_What to produce:_ Repeat each line exactly as it is written.

○ ○ ○

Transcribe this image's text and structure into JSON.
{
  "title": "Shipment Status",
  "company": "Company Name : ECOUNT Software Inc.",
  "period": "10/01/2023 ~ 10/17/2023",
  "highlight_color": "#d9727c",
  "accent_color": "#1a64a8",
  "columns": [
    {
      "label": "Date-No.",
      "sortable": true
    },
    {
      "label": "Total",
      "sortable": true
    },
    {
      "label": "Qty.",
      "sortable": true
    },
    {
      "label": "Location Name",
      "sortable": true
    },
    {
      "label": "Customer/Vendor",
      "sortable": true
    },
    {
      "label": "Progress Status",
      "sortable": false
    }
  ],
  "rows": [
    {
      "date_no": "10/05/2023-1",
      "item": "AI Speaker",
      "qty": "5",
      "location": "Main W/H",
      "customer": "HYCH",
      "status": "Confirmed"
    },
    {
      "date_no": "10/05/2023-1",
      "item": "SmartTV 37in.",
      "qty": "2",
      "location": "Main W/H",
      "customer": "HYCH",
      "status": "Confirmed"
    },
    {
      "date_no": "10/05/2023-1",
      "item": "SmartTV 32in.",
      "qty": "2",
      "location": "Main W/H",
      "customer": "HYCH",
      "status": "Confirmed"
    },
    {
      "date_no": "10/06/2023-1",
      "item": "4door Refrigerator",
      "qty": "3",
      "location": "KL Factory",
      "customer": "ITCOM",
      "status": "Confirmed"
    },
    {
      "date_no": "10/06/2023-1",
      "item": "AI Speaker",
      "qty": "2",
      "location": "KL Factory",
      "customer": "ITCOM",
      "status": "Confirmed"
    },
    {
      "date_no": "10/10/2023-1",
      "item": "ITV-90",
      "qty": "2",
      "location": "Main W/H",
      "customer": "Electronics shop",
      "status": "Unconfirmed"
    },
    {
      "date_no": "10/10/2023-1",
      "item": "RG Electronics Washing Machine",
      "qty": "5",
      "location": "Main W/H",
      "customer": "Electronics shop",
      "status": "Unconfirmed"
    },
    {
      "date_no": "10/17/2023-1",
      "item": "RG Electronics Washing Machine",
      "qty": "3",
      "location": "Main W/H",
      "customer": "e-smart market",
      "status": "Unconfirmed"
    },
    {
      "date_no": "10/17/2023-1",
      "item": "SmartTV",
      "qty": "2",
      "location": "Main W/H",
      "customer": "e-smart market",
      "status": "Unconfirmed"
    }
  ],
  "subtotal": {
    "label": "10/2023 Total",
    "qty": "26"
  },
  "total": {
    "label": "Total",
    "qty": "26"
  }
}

○ ○ ○

_Task response:_
Transcribe this image's text and structure into JSON.
{
  "title": "Shipment Status",
  "company": "Company Name : ECOUNT Software Inc.",
  "period": "10/01/2023 ~ 10/17/2023",
  "highlight_color": "#d9727c",
  "accent_color": "#1a64a8",
  "columns": [
    {
      "label": "Date-No.",
      "sortable": true
    },
    {
      "label": "Total",
      "sortable": true
    },
    {
      "label": "Qty.",
      "sortable": true
    },
    {
      "label": "Location Name",
      "sortable": true
    },
    {
      "label": "Customer/Vendor",
      "sortable": true
    },
    {
      "label": "Progress Status",
      "sortable": false
    }
  ],
  "rows": [
    {
      "date_no": "10/05/2023-1",
      "item": "AI Speaker",
      "qty": "5",
      "location": "Main W/H",
      "customer": "HYCH",
      "status": "Confirmed"
    },
    {
      "date_no": "10/05/2023-1",
      "item": "SmartTV 37in.",
      "qty": "2",
      "location": "Main W/H",
      "customer": "HYCH",
      "status": "Confirmed"
    },
    {
      "date_no": "10/05/2023-1",
      "item": "SmartTV 32in.",
      "qty": "2",
      "location": "Main W/H",
      "customer": "HYCH",
      "status": "Confirmed"
    },
    {
      "date_no": "10/06/2023-1",
      "item": "4door Refrigerator",
      "qty": "3",
      "location": "KL Factory",
      "customer": "ITCOM",
      "status": "Confirmed"
    },
    {
      "date_no": "10/06/2023-1",
      "item": "AI Speaker",
      "qty": "2",
      "location": "KL Factory",
      "customer": "ITCOM",
      "status": "Confirmed"
    },
    {
      "date_no": "10/10/2023-1",
      "item": "ITV-90",
      "qty": "2",
      "location": "Main W/H",
      "customer": "Electronics shop",
      "status": "Unconfirmed"
    },
    {
      "date_no": "10/10/2023-1",
      "item": "RG Electronics Washing Machine",
      "qty": "5",
      "location": "Main W/H",
      "customer": "Electronics shop",
      "status": "Unconfirmed"
    },
    {
      "date_no": "10/17/2023-1",
      "item": "RG Electronics Washing Machine",
      "qty": "3",
      "location": "Main W/H",
      "customer": "e-smart market",
      "status": "Unconfirmed"
    },
    {
      "date_no": "10/17/2023-1",
      "item": "SmartTV",
      "qty": "2",
      "location": "Main W/H",
      "customer": "e-smart market",
      "status": "Unconfirmed"
    }
  ],
  "subtotal": {
    "label": "10/2023 Total",
    "qty": "26"
  },
  "total": {
    "label": "Total",
    "qty": "26"
  }
}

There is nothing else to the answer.